(Listed records)
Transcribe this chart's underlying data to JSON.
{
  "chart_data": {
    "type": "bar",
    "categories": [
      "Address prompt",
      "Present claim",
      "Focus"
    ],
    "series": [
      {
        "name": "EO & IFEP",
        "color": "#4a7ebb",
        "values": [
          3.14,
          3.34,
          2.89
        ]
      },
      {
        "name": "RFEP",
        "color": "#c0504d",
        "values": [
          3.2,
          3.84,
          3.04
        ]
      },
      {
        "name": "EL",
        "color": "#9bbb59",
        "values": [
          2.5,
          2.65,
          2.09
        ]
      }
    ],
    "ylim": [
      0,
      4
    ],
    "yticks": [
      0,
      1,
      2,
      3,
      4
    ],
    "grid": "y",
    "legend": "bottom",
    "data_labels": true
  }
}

...

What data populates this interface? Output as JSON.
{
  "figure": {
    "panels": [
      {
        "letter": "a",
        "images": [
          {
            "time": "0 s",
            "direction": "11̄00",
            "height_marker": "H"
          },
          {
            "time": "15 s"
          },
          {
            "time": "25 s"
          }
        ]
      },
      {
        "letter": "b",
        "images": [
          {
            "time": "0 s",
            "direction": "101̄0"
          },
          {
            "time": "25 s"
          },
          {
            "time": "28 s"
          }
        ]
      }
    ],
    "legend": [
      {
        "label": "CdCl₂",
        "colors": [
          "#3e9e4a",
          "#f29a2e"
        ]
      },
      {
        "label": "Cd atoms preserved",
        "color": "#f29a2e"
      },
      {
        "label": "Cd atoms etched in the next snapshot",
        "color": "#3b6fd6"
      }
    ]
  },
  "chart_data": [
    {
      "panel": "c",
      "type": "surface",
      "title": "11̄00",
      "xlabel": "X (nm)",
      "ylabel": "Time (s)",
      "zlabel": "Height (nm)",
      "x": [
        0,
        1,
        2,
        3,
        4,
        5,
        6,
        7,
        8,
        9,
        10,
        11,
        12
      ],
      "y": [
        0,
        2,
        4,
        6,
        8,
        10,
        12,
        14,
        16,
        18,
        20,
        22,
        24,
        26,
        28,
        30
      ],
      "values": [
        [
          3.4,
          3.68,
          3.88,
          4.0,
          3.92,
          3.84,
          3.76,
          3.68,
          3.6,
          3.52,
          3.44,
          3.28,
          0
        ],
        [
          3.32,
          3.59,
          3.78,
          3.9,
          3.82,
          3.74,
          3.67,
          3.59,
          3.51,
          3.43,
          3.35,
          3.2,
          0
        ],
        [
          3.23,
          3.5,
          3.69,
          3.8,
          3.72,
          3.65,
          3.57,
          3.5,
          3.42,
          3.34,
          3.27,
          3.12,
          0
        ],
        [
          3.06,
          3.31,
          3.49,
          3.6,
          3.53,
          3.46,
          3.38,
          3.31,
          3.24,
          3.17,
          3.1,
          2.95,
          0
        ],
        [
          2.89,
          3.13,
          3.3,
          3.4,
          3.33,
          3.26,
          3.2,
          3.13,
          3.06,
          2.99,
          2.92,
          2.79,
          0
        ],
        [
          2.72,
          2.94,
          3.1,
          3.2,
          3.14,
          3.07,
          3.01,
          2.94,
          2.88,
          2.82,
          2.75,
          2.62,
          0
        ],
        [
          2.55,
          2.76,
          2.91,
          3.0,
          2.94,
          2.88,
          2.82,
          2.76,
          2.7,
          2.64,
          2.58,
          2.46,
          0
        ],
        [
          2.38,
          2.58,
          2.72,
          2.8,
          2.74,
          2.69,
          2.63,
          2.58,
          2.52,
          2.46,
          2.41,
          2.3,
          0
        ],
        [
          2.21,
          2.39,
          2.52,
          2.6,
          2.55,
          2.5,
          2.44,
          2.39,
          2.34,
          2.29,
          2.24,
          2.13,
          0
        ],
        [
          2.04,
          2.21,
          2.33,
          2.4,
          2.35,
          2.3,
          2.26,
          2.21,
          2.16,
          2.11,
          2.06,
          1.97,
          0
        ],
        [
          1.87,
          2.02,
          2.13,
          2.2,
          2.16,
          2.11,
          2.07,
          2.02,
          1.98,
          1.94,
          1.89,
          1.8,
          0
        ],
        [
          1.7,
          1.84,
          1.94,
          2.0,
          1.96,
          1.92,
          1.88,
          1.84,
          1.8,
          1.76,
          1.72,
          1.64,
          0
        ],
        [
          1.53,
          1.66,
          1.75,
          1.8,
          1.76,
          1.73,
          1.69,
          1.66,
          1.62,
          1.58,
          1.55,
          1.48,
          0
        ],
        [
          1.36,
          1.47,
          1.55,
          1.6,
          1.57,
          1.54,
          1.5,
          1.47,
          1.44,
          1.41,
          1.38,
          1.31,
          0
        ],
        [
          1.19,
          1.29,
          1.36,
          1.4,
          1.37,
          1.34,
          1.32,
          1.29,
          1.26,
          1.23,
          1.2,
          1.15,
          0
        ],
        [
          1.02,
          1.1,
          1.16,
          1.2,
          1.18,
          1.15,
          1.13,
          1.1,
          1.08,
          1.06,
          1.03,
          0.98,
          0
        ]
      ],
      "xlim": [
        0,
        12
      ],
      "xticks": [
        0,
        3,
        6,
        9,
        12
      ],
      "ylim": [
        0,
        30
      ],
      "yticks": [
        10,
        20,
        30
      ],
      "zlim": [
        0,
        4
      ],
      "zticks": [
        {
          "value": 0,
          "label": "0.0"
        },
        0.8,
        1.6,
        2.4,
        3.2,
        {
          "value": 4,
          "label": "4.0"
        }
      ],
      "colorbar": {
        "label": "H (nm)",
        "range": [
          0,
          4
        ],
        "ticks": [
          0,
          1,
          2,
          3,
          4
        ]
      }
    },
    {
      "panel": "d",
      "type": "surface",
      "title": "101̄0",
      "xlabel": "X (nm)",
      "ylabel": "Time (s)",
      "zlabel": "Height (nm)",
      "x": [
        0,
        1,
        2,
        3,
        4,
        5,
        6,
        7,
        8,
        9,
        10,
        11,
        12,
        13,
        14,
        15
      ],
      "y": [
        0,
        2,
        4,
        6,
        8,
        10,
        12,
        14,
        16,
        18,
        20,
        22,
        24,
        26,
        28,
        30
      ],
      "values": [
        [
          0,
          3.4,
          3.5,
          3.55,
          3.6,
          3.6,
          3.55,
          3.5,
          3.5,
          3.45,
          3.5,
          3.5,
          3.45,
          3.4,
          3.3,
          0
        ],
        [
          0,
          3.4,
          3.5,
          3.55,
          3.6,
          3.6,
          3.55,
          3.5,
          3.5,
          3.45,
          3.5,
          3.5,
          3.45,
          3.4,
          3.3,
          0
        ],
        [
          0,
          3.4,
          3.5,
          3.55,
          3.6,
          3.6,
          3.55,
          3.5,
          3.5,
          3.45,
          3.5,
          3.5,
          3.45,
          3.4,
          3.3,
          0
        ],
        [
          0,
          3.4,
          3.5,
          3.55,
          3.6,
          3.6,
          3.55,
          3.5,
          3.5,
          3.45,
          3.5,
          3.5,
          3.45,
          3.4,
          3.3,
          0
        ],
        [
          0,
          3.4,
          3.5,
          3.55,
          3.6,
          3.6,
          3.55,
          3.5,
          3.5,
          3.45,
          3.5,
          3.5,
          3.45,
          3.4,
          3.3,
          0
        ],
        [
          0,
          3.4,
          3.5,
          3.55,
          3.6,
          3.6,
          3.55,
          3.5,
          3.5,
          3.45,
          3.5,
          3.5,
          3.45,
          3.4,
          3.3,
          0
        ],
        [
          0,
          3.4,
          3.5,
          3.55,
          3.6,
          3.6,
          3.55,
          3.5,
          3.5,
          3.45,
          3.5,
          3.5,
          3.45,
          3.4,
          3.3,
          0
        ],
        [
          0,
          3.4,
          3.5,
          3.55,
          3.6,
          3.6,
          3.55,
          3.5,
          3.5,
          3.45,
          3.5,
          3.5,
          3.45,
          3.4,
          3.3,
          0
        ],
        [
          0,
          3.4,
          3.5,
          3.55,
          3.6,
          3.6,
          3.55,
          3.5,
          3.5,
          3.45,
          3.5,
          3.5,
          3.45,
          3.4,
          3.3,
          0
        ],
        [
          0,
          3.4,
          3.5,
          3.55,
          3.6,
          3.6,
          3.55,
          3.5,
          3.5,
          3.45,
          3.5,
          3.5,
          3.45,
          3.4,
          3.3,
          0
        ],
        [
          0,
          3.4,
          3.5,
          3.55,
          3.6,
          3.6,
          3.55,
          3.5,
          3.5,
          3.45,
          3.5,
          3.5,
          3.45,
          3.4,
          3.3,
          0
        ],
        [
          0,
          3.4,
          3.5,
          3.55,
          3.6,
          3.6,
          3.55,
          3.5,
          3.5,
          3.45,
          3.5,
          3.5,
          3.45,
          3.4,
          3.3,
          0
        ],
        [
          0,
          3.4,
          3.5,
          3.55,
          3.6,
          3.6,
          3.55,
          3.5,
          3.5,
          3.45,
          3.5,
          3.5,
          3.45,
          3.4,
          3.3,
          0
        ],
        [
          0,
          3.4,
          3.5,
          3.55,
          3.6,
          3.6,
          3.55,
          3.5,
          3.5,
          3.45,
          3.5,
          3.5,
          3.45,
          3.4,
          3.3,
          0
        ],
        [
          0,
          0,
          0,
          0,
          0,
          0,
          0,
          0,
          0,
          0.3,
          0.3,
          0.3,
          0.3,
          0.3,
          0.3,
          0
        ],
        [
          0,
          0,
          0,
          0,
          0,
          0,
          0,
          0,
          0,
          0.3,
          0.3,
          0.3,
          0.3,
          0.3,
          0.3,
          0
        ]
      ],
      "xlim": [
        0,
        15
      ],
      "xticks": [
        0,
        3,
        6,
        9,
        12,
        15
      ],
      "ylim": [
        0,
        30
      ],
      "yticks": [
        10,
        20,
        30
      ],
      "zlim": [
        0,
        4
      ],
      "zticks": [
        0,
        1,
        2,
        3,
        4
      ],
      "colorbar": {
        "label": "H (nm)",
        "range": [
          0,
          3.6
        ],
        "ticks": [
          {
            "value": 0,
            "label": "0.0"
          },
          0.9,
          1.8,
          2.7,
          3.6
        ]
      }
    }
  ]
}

(Goal) From the listing above, copy out each line where the word "this" appears.

(Solved problem)
Transcribe this chart's underlying data to JSON.
What data populates this interface? Output as JSON.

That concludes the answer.